THE TASK ▸
Below is a block of records. Copy every line in it that contains the word "take".

LISTING ▸
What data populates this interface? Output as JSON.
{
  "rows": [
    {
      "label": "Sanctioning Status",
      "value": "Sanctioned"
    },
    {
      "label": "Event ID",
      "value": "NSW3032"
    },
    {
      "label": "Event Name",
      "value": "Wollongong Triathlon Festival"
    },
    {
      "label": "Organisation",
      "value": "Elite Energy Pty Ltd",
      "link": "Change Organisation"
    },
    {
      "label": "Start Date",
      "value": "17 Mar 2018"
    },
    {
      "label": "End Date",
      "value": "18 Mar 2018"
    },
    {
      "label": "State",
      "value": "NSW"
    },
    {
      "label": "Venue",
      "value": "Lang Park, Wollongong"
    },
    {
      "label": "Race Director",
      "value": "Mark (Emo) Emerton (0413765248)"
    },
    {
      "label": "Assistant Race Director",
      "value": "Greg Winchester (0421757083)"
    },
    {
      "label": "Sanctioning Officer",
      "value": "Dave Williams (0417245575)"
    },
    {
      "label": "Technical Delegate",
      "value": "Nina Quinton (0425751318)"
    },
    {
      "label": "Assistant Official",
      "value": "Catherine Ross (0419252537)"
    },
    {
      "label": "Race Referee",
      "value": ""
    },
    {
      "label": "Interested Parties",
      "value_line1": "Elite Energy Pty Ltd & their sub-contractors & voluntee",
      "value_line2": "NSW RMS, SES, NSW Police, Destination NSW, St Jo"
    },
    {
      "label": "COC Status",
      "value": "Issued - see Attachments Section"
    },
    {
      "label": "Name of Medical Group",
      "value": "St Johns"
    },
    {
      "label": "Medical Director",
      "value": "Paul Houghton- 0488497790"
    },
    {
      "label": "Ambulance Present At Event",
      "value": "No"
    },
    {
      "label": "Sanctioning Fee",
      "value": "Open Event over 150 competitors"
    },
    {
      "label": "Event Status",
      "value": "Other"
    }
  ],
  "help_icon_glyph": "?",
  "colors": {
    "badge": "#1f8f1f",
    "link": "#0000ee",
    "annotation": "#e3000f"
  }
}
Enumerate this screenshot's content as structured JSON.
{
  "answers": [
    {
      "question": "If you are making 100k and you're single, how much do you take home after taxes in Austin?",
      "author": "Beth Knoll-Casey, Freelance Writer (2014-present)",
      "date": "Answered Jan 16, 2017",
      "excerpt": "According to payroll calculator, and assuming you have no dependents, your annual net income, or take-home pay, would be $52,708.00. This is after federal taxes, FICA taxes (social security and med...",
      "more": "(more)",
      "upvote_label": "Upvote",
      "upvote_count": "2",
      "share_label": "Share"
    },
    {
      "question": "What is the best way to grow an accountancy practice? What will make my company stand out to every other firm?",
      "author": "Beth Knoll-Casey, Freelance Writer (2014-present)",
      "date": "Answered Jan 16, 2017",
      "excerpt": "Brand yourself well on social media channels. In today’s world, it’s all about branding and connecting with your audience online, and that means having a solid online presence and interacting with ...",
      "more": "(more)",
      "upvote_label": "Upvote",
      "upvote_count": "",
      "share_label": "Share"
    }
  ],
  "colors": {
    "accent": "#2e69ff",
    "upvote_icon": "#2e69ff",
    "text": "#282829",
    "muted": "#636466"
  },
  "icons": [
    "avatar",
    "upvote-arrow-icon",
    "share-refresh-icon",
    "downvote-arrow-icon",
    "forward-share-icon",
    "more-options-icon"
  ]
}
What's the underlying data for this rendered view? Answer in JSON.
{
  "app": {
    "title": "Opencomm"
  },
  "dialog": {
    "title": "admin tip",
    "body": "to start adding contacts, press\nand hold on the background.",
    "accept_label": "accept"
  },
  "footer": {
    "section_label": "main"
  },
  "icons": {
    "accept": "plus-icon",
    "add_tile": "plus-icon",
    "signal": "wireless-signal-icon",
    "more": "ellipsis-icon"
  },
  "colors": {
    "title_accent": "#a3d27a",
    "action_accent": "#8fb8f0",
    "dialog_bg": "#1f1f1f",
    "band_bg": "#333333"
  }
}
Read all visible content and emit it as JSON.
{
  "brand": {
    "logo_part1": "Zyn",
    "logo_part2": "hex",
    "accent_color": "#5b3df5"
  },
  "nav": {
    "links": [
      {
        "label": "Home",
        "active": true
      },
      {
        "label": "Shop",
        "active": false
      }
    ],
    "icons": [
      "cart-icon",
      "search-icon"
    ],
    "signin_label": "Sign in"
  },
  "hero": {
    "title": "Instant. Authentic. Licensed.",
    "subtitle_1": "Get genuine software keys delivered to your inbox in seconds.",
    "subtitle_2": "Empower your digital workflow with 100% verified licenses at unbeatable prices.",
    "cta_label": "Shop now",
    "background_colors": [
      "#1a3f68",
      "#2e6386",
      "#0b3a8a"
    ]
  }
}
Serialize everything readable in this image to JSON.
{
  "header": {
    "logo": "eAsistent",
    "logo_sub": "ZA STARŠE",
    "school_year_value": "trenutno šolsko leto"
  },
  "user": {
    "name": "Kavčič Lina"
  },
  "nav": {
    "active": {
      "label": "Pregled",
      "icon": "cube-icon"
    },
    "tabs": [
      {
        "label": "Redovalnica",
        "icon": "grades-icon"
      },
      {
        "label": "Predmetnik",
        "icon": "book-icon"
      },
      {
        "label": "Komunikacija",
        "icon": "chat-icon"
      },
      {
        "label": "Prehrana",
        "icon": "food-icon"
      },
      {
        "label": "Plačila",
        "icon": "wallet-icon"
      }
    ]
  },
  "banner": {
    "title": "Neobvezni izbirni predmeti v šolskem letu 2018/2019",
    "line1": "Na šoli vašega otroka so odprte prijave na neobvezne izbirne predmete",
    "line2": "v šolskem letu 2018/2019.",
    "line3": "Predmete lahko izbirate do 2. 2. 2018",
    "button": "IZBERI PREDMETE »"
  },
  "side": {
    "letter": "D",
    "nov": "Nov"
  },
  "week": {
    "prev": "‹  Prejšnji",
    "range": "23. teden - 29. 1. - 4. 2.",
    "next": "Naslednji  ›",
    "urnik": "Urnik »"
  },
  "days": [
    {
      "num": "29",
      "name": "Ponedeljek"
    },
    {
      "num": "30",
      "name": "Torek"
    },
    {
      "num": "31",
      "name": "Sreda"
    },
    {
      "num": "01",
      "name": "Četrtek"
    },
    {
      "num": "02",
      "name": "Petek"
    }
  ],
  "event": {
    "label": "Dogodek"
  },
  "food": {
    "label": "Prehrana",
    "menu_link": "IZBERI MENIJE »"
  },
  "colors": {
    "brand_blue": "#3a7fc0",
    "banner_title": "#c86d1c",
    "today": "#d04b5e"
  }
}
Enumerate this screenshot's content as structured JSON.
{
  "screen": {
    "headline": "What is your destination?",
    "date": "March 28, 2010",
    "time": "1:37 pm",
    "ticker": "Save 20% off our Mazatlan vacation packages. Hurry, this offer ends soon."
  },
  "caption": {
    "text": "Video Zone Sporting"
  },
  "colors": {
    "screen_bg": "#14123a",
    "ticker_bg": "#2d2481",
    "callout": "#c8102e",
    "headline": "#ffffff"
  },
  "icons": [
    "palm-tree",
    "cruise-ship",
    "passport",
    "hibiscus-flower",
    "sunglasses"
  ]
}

FULL ANSWER ▸
      "question": "If you are making 100k and you're single, how much do you take home after taxes in Austin?",
      "excerpt": "According to payroll calculator, and assuming you have no dependents, your annual net income, or take-home pay, would be $52,708.00. This is after federal taxes, FICA taxes (social security and med...",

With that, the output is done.